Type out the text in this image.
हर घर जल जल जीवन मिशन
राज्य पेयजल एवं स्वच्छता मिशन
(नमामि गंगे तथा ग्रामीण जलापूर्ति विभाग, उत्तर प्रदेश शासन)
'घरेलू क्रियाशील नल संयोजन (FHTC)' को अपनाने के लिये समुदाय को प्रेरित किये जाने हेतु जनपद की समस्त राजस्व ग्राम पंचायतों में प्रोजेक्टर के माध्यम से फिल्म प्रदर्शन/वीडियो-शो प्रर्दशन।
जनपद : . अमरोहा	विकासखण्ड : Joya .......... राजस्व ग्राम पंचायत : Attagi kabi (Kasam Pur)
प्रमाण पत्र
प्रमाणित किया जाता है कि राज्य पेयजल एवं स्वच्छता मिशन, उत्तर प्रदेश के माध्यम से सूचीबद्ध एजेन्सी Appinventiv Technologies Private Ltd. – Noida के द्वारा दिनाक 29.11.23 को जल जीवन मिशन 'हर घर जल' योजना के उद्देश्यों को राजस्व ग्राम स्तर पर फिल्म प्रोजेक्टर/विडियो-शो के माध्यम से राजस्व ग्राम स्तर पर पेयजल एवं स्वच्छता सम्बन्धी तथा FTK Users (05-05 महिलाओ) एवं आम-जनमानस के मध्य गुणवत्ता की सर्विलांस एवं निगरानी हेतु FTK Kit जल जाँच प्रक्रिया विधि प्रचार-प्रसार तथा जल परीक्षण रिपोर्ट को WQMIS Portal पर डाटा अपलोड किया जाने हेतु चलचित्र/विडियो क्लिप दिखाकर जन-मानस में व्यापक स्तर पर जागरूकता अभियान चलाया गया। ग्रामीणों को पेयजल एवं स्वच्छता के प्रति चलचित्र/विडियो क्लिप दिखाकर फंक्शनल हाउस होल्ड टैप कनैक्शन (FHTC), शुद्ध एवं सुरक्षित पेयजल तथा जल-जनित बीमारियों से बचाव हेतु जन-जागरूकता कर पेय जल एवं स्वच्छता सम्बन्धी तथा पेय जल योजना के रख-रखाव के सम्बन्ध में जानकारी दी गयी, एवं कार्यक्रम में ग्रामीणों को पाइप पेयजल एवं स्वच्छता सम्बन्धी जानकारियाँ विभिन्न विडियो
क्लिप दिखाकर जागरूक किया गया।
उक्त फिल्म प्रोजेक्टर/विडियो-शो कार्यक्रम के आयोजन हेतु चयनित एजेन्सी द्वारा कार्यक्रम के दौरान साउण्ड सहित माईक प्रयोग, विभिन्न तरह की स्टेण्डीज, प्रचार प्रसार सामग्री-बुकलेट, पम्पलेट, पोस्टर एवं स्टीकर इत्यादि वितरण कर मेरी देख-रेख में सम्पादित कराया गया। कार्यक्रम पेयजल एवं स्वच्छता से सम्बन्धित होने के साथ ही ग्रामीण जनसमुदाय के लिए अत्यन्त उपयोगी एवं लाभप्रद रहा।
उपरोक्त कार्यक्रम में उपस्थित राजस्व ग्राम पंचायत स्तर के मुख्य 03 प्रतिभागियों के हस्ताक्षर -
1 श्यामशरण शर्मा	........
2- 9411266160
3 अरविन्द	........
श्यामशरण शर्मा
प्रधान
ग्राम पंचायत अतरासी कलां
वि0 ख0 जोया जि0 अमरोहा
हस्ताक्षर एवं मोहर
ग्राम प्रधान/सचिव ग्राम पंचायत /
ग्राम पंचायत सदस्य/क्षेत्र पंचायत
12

Task requirements | Return the entries in full, keeping every line exactly as it is.

Response for this exercise |
Type out the text in this image.
हर घर जल जल जीवन मिशन
राज्य पेयजल एवं स्वच्छता मिशन
(नमामि गंगे तथा ग्रामीण जलापूर्ति विभाग, उत्तर प्रदेश शासन)
'घरेलू क्रियाशील नल संयोजन (FHTC)' को अपनाने के लिये समुदाय को प्रेरित किये जाने हेतु जनपद की समस्त राजस्व ग्राम पंचायतों में प्रोजेक्टर के माध्यम से फिल्म प्रदर्शन/वीडियो-शो प्रर्दशन।
जनपद : . अमरोहा	विकासखण्ड : Joya .......... राजस्व ग्राम पंचायत : Attagi kabi (Kasam Pur)
प्रमाण पत्र
प्रमाणित किया जाता है कि राज्य पेयजल एवं स्वच्छता मिशन, उत्तर प्रदेश के माध्यम से सूचीबद्ध एजेन्सी Appinventiv Technologies Private Ltd. – Noida के द्वारा दिनाक 29.11.23 को जल जीवन मिशन 'हर घर जल' योजना के उद्देश्यों को राजस्व ग्राम स्तर पर फिल्म प्रोजेक्टर/विडियो-शो के माध्यम से राजस्व ग्राम स्तर पर पेयजल एवं स्वच्छता सम्बन्धी तथा FTK Users (05-05 महिलाओ) एवं आम-जनमानस के मध्य गुणवत्ता की सर्विलांस एवं निगरानी हेतु FTK Kit जल जाँच प्रक्रिया विधि प्रचार-प्रसार तथा जल परीक्षण रिपोर्ट को WQMIS Portal पर डाटा अपलोड किया जाने हेतु चलचित्र/विडियो क्लिप दिखाकर जन-मानस में व्यापक स्तर पर जागरूकता अभियान चलाया गया। ग्रामीणों को पेयजल एवं स्वच्छता के प्रति चलचित्र/विडियो क्लिप दिखाकर फंक्शनल हाउस होल्ड टैप कनैक्शन (FHTC), शुद्ध एवं सुरक्षित पेयजल तथा जल-जनित बीमारियों से बचाव हेतु जन-जागरूकता कर पेय जल एवं स्वच्छता सम्बन्धी तथा पेय जल योजना के रख-रखाव के सम्बन्ध में जानकारी दी गयी, एवं कार्यक्रम में ग्रामीणों को पाइप पेयजल एवं स्वच्छता सम्बन्धी जानकारियाँ विभिन्न विडियो
क्लिप दिखाकर जागरूक किया गया।
उक्त फिल्म प्रोजेक्टर/विडियो-शो कार्यक्रम के आयोजन हेतु चयनित एजेन्सी द्वारा कार्यक्रम के दौरान साउण्ड सहित माईक प्रयोग, विभिन्न तरह की स्टेण्डीज, प्रचार प्रसार सामग्री-बुकलेट, पम्पलेट, पोस्टर एवं स्टीकर इत्यादि वितरण कर मेरी देख-रेख में सम्पादित कराया गया। कार्यक्रम पेयजल एवं स्वच्छता से सम्बन्धित होने के साथ ही ग्रामीण जनसमुदाय के लिए अत्यन्त उपयोगी एवं लाभप्रद रहा।
उपरोक्त कार्यक्रम में उपस्थित राजस्व ग्राम पंचायत स्तर के मुख्य 03 प्रतिभागियों के हस्ताक्षर -
1 श्यामशरण शर्मा	........
2- 9411266160
3 अरविन्द	........
श्यामशरण शर्मा
प्रधान
ग्राम पंचायत अतरासी कलां
वि0 ख0 जोया जि0 अमरोहा
हस्ताक्षर एवं मोहर
ग्राम प्रधान/सचिव ग्राम पंचायत /
ग्राम पंचायत सदस्य/क्षेत्र पंचायत
12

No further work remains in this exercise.